--- start ---

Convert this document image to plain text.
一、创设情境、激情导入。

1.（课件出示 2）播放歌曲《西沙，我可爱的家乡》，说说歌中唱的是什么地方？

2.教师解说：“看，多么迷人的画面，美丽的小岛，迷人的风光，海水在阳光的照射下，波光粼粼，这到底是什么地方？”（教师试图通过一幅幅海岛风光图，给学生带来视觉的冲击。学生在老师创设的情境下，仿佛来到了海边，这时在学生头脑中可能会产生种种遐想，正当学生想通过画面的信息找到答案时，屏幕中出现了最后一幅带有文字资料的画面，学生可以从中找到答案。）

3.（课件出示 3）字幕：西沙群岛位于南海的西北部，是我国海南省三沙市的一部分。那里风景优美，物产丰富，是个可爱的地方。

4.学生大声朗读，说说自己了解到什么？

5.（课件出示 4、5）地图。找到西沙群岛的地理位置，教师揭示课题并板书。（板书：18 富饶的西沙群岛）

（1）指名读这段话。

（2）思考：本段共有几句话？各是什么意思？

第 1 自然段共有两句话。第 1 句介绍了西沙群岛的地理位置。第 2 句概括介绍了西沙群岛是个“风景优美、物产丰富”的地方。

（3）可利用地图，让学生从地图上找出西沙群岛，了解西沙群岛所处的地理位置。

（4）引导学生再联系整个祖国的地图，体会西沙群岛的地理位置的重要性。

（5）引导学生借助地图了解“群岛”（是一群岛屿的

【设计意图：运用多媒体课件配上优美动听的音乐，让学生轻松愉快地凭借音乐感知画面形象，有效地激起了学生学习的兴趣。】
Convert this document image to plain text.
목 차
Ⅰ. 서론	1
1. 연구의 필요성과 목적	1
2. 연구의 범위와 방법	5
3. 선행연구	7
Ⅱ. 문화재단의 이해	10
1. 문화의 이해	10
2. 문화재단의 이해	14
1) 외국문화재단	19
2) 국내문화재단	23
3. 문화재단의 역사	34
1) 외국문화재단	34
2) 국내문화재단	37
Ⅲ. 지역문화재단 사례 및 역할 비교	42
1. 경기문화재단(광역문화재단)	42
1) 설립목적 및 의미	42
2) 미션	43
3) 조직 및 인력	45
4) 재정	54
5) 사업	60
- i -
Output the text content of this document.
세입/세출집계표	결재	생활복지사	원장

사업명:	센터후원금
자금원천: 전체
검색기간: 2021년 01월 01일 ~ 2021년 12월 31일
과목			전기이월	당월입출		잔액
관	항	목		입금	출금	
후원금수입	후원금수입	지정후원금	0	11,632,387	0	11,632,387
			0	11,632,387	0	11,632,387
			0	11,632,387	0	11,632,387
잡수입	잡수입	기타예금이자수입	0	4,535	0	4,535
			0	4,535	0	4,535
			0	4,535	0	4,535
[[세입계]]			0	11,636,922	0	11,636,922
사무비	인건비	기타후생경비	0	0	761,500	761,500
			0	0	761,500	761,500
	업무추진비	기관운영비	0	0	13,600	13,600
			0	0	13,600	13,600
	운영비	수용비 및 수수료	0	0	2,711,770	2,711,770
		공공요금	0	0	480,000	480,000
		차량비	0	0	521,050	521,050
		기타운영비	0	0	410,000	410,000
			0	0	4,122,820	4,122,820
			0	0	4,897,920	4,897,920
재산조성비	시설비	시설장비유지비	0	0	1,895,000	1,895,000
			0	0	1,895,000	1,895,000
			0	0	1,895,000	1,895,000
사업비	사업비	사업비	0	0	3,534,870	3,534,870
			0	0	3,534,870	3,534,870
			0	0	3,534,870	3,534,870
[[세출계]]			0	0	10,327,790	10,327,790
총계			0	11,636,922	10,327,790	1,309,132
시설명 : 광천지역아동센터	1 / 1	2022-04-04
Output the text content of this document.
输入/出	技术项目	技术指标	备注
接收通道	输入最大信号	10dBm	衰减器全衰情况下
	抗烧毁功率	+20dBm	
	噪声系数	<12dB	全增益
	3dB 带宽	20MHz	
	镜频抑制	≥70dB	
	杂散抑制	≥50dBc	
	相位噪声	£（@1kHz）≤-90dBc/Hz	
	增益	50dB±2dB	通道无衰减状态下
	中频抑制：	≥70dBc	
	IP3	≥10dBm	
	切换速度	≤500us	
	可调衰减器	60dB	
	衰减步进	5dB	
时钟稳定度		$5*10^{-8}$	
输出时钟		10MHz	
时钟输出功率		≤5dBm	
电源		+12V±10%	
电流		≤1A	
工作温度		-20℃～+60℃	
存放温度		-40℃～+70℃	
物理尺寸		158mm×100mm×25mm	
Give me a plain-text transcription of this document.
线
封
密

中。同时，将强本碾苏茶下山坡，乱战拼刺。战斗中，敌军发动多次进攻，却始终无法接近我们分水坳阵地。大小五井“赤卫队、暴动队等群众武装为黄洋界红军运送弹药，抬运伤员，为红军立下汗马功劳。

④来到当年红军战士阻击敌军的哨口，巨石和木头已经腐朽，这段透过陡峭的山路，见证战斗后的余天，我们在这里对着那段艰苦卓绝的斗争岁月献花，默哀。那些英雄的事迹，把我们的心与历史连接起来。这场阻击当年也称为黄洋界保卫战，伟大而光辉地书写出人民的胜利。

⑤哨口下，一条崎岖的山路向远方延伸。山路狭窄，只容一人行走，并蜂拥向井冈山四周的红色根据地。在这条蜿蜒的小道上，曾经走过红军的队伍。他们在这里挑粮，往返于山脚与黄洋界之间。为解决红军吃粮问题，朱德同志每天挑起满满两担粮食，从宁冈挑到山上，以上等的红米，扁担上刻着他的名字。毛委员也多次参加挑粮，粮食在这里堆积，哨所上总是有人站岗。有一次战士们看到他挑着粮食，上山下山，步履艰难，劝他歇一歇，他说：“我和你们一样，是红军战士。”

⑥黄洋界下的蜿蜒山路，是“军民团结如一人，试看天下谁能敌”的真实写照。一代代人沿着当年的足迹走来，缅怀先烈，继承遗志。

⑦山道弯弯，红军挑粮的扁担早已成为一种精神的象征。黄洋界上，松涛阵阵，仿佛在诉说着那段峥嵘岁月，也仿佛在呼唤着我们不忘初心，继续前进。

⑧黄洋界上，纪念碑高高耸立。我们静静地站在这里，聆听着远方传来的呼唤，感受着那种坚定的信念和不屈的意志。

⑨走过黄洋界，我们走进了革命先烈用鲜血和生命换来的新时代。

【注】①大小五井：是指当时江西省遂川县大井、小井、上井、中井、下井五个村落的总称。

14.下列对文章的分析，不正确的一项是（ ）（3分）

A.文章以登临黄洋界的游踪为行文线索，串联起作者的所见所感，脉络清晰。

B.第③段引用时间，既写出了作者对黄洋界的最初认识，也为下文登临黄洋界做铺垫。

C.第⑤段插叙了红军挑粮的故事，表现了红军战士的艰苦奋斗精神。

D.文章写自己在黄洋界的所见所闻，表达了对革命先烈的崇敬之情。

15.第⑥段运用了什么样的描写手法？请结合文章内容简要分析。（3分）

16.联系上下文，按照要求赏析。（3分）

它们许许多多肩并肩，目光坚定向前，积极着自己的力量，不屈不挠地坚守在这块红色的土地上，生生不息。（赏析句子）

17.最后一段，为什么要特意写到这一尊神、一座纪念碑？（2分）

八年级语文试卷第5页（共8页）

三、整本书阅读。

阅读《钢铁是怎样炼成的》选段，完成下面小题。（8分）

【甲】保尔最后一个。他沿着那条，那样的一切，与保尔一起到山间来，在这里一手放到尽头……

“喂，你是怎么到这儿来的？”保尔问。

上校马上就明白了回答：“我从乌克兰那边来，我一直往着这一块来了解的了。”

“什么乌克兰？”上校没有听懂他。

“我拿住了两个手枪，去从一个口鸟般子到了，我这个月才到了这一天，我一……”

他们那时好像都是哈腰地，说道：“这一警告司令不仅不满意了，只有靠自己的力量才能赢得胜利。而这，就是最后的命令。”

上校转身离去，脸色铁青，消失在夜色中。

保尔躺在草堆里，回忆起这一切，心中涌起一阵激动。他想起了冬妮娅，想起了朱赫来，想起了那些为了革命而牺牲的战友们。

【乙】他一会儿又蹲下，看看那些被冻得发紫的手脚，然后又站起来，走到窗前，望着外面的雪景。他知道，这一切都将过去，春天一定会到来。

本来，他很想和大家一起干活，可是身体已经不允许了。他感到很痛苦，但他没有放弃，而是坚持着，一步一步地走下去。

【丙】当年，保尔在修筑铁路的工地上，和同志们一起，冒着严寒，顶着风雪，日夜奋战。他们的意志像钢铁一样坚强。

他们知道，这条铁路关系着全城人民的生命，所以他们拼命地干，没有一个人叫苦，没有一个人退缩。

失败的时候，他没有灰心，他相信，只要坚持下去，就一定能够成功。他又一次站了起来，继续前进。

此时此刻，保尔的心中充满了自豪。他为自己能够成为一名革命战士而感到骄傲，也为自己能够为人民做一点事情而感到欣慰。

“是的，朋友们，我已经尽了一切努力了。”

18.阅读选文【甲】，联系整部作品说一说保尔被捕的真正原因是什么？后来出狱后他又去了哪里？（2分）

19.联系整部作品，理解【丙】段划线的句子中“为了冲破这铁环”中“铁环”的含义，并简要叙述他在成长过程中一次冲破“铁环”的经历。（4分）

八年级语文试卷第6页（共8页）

--- end ---

Find the lines containing "课件出示" and list every one of them.

1.（课件出示 2）播放歌曲《西沙，我可爱的家乡》，说说歌中唱的是什么地方？
3.（课件出示 3）字幕：西沙群岛位于南海的西北部，是我国海南省三沙市的一部分。那里风景优美，物产丰富，是个可爱的地方。
5.（课件出示 4、5）地图。找到西沙群岛的地理位置，教师揭示课题并板书。（板书：18 富饶的西沙群岛）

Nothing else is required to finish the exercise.